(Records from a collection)
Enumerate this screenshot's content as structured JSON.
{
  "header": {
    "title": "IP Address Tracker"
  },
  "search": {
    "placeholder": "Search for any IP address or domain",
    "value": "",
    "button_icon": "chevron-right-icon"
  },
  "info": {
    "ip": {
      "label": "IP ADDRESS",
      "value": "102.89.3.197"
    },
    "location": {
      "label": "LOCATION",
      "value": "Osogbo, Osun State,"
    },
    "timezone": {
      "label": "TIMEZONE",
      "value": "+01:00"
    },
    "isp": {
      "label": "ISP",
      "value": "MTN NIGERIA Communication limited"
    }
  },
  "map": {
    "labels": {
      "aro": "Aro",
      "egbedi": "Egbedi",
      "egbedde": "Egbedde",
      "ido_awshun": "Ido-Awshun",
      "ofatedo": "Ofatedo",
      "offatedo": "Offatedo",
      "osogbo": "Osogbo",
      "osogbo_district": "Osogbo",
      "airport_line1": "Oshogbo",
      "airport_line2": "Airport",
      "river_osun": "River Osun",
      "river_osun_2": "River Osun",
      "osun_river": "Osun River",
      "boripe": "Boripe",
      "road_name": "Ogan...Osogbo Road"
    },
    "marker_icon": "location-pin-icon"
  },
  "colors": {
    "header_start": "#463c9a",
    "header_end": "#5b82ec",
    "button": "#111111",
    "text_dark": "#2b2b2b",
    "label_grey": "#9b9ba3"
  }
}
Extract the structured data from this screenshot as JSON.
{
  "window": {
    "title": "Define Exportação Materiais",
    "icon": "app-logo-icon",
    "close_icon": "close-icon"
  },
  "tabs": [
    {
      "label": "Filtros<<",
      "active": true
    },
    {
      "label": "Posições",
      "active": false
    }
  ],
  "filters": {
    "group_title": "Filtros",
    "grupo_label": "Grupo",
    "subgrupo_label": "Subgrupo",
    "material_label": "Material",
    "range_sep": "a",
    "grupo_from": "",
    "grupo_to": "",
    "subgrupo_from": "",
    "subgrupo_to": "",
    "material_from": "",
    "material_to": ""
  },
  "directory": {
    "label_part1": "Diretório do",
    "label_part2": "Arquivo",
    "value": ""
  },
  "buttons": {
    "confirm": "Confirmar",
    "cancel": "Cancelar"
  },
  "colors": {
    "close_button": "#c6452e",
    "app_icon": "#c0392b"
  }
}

**What is required**
Every record above must be duplicated exactly.

**The reply**
Enumerate this screenshot's content as structured JSON.
{
  "header": {
    "title": "IP Address Tracker"
  },
  "search": {
    "placeholder": "Search for any IP address or domain",
    "value": "",
    "button_icon": "chevron-right-icon"
  },
  "info": {
    "ip": {
      "label": "IP ADDRESS",
      "value": "102.89.3.197"
    },
    "location": {
      "label": "LOCATION",
      "value": "Osogbo, Osun State,"
    },
    "timezone": {
      "label": "TIMEZONE",
      "value": "+01:00"
    },
    "isp": {
      "label": "ISP",
      "value": "MTN NIGERIA Communication limited"
    }
  },
  "map": {
    "labels": {
      "aro": "Aro",
      "egbedi": "Egbedi",
      "egbedde": "Egbedde",
      "ido_awshun": "Ido-Awshun",
      "ofatedo": "Ofatedo",
      "offatedo": "Offatedo",
      "osogbo": "Osogbo",
      "osogbo_district": "Osogbo",
      "airport_line1": "Oshogbo",
      "airport_line2": "Airport",
      "river_osun": "River Osun",
      "river_osun_2": "River Osun",
      "osun_river": "Osun River",
      "boripe": "Boripe",
      "road_name": "Ogan...Osogbo Road"
    },
    "marker_icon": "location-pin-icon"
  },
  "colors": {
    "header_start": "#463c9a",
    "header_end": "#5b82ec",
    "button": "#111111",
    "text_dark": "#2b2b2b",
    "label_grey": "#9b9ba3"
  }
}
Extract the structured data from this screenshot as JSON.
{
  "window": {
    "title": "Define Exportação Materiais",
    "icon": "app-logo-icon",
    "close_icon": "close-icon"
  },
  "tabs": [
    {
      "label": "Filtros<<",
      "active": true
    },
    {
      "label": "Posições",
      "active": false
    }
  ],
  "filters": {
    "group_title": "Filtros",
    "grupo_label": "Grupo",
    "subgrupo_label": "Subgrupo",
    "material_label": "Material",
    "range_sep": "a",
    "grupo_from": "",
    "grupo_to": "",
    "subgrupo_from": "",
    "subgrupo_to": "",
    "material_from": "",
    "material_to": ""
  },
  "directory": {
    "label_part1": "Diretório do",
    "label_part2": "Arquivo",
    "value": ""
  },
  "buttons": {
    "confirm": "Confirmar",
    "cancel": "Cancelar"
  },
  "colors": {
    "close_button": "#c6452e",
    "app_icon": "#c0392b"
  }
}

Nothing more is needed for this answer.